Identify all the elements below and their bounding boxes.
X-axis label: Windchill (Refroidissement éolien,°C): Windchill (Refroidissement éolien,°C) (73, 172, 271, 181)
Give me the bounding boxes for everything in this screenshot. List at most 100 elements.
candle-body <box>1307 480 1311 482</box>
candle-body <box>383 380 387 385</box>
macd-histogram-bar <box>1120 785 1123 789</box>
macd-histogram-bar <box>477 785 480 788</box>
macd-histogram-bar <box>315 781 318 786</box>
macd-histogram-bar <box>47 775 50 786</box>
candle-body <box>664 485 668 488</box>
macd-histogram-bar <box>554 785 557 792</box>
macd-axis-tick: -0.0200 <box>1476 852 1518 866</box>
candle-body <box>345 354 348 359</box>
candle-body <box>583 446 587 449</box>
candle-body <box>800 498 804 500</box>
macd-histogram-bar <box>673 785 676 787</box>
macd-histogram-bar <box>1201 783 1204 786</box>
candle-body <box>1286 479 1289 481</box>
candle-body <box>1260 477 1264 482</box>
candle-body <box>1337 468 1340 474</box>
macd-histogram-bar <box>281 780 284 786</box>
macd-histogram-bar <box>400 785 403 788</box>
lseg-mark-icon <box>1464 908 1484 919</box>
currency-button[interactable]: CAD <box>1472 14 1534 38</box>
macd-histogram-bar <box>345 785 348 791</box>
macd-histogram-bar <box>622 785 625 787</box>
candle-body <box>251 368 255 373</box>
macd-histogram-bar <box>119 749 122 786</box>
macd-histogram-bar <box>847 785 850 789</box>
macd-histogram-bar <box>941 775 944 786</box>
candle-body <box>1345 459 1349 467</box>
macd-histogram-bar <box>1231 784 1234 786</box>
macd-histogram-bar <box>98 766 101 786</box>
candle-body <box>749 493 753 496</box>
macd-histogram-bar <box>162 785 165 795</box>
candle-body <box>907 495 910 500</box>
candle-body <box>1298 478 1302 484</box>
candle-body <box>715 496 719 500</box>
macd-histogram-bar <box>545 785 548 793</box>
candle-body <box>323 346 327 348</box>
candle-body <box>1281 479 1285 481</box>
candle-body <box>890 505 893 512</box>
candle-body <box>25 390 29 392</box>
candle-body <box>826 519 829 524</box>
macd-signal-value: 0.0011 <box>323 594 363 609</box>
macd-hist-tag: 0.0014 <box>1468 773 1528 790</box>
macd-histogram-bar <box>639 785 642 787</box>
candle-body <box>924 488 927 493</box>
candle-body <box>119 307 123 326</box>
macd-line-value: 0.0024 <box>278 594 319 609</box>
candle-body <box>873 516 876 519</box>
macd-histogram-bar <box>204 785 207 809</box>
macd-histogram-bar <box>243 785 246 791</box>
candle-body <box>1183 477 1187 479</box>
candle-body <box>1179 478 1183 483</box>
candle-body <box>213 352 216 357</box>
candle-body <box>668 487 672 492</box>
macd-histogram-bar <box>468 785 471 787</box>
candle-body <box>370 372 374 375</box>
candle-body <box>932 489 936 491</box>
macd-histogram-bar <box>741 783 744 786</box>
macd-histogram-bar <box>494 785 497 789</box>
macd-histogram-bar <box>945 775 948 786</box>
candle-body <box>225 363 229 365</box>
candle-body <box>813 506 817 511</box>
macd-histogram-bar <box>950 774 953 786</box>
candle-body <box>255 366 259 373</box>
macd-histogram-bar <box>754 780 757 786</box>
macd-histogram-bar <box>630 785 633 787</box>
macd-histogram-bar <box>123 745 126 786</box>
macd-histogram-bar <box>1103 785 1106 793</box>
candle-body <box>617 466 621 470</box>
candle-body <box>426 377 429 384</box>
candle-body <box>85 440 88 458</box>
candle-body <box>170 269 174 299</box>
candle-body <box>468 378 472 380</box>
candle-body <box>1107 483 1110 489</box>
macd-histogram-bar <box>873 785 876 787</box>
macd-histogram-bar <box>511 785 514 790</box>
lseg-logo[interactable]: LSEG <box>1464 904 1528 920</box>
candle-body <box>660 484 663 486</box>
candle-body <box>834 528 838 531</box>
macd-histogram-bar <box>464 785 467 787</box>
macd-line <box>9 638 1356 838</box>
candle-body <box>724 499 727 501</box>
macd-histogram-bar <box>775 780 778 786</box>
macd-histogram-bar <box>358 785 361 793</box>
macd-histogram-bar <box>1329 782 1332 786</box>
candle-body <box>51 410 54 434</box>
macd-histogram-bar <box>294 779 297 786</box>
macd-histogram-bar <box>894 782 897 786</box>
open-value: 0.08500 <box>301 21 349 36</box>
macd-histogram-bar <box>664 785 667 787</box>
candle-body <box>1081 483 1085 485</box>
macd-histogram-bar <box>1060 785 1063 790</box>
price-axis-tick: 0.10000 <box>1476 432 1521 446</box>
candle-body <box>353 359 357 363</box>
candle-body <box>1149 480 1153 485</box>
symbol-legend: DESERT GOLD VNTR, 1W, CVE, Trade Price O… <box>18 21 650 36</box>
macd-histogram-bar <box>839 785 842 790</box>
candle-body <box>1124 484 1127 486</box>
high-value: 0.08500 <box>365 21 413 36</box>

※

Exercise details » Output every line of the data above unchanged, from the first line to the last.

Correct output »
Identify all the elements below and their bounding boxes.
X-axis label: Windchill (Refroidissement éolien,°C): Windchill (Refroidissement éolien,°C) (73, 172, 271, 181)
Give me the bounding boxes for everything in this screenshot. List at most 100 elements.
candle-body <box>1307 480 1311 482</box>
candle-body <box>383 380 387 385</box>
macd-histogram-bar <box>1120 785 1123 789</box>
macd-histogram-bar <box>477 785 480 788</box>
macd-histogram-bar <box>315 781 318 786</box>
macd-histogram-bar <box>47 775 50 786</box>
candle-body <box>664 485 668 488</box>
macd-histogram-bar <box>554 785 557 792</box>
macd-axis-tick: -0.0200 <box>1476 852 1518 866</box>
candle-body <box>345 354 348 359</box>
candle-body <box>583 446 587 449</box>
candle-body <box>800 498 804 500</box>
macd-histogram-bar <box>673 785 676 787</box>
macd-histogram-bar <box>1201 783 1204 786</box>
candle-body <box>1286 479 1289 481</box>
candle-body <box>1260 477 1264 482</box>
candle-body <box>1337 468 1340 474</box>
macd-histogram-bar <box>281 780 284 786</box>
macd-histogram-bar <box>400 785 403 788</box>
lseg-mark-icon <box>1464 908 1484 919</box>
currency-button[interactable]: CAD <box>1472 14 1534 38</box>
macd-histogram-bar <box>345 785 348 791</box>
macd-histogram-bar <box>622 785 625 787</box>
candle-body <box>251 368 255 373</box>
macd-histogram-bar <box>119 749 122 786</box>
macd-histogram-bar <box>847 785 850 789</box>
macd-histogram-bar <box>941 775 944 786</box>
candle-body <box>1345 459 1349 467</box>
macd-histogram-bar <box>1231 784 1234 786</box>
macd-histogram-bar <box>98 766 101 786</box>
candle-body <box>749 493 753 496</box>
macd-histogram-bar <box>162 785 165 795</box>
candle-body <box>907 495 910 500</box>
candle-body <box>1298 478 1302 484</box>
candle-body <box>715 496 719 500</box>
macd-histogram-bar <box>545 785 548 793</box>
candle-body <box>323 346 327 348</box>
candle-body <box>1281 479 1285 481</box>
candle-body <box>890 505 893 512</box>
candle-body <box>25 390 29 392</box>
candle-body <box>826 519 829 524</box>
macd-signal-value: 0.0011 <box>323 594 363 609</box>
macd-hist-tag: 0.0014 <box>1468 773 1528 790</box>
macd-histogram-bar <box>639 785 642 787</box>
candle-body <box>924 488 927 493</box>
candle-body <box>119 307 123 326</box>
macd-line-value: 0.0024 <box>278 594 319 609</box>
candle-body <box>873 516 876 519</box>
macd-histogram-bar <box>204 785 207 809</box>
macd-histogram-bar <box>243 785 246 791</box>
candle-body <box>1183 477 1187 479</box>
candle-body <box>1179 478 1183 483</box>
candle-body <box>213 352 216 357</box>
candle-body <box>668 487 672 492</box>
macd-histogram-bar <box>468 785 471 787</box>
candle-body <box>370 372 374 375</box>
candle-body <box>932 489 936 491</box>
macd-histogram-bar <box>741 783 744 786</box>
macd-histogram-bar <box>494 785 497 789</box>
macd-histogram-bar <box>945 775 948 786</box>
candle-body <box>225 363 229 365</box>
candle-body <box>813 506 817 511</box>
macd-histogram-bar <box>950 774 953 786</box>
candle-body <box>255 366 259 373</box>
macd-histogram-bar <box>754 780 757 786</box>
macd-histogram-bar <box>630 785 633 787</box>
macd-histogram-bar <box>123 745 126 786</box>
macd-histogram-bar <box>1103 785 1106 793</box>
candle-body <box>617 466 621 470</box>
candle-body <box>426 377 429 384</box>
candle-body <box>85 440 88 458</box>
candle-body <box>170 269 174 299</box>
candle-body <box>468 378 472 380</box>
candle-body <box>1107 483 1110 489</box>
macd-histogram-bar <box>873 785 876 787</box>
macd-histogram-bar <box>511 785 514 790</box>
lseg-logo[interactable]: LSEG <box>1464 904 1528 920</box>
candle-body <box>660 484 663 486</box>
candle-body <box>834 528 838 531</box>
macd-histogram-bar <box>464 785 467 787</box>
macd-line <box>9 638 1356 838</box>
candle-body <box>724 499 727 501</box>
macd-histogram-bar <box>775 780 778 786</box>
macd-histogram-bar <box>358 785 361 793</box>
macd-histogram-bar <box>1329 782 1332 786</box>
candle-body <box>51 410 54 434</box>
macd-histogram-bar <box>294 779 297 786</box>
macd-histogram-bar <box>894 782 897 786</box>
open-value: 0.08500 <box>301 21 349 36</box>
macd-histogram-bar <box>664 785 667 787</box>
candle-body <box>1081 483 1085 485</box>
macd-histogram-bar <box>1060 785 1063 790</box>
price-axis-tick: 0.10000 <box>1476 432 1521 446</box>
candle-body <box>353 359 357 363</box>
candle-body <box>1149 480 1153 485</box>
symbol-legend: DESERT GOLD VNTR, 1W, CVE, Trade Price O… <box>18 21 650 36</box>
macd-histogram-bar <box>839 785 842 790</box>
candle-body <box>1124 484 1127 486</box>
high-value: 0.08500 <box>365 21 413 36</box>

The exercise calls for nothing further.